TASK OBJECTIVE: Reproduce every entry exactly.

Stored entries
◇ ◇ ◇ ◇

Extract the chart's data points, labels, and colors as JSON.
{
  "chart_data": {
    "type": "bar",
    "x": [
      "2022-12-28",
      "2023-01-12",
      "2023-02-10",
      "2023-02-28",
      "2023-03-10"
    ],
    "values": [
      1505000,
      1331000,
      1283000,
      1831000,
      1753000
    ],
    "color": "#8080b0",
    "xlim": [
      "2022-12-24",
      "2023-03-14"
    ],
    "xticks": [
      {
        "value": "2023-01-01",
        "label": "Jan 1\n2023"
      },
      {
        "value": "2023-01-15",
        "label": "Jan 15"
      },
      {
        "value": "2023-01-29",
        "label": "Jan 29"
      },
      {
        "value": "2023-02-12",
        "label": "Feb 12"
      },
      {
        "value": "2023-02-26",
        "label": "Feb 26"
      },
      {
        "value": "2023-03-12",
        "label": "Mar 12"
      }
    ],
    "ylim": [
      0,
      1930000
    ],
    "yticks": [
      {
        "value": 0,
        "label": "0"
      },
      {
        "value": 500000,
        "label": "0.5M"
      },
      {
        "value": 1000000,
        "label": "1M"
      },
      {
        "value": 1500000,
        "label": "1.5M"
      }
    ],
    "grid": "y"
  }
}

◇ ◇ ◇ ◇

SOLVED PROBLEM:
Extract the chart's data points, labels, and colors as JSON.
{
  "chart_data": {
    "type": "bar",
    "x": [
      "2022-12-28",
      "2023-01-12",
      "2023-02-10",
      "2023-02-28",
      "2023-03-10"
    ],
    "values": [
      1505000,
      1331000,
      1283000,
      1831000,
      1753000
    ],
    "color": "#8080b0",
    "xlim": [
      "2022-12-24",
      "2023-03-14"
    ],
    "xticks": [
      {
        "value": "2023-01-01",
        "label": "Jan 1\n2023"
      },
      {
        "value": "2023-01-15",
        "label": "Jan 15"
      },
      {
        "value": "2023-01-29",
        "label": "Jan 29"
      },
      {
        "value": "2023-02-12",
        "label": "Feb 12"
      },
      {
        "value": "2023-02-26",
        "label": "Feb 26"
      },
      {
        "value": "2023-03-12",
        "label": "Mar 12"
      }
    ],
    "ylim": [
      0,
      1930000
    ],
    "yticks": [
      {
        "value": 0,
        "label": "0"
      },
      {
        "value": 500000,
        "label": "0.5M"
      },
      {
        "value": 1000000,
        "label": "1M"
      },
      {
        "value": 1500000,
        "label": "1.5M"
      }
    ],
    "grid": "y"
  }
}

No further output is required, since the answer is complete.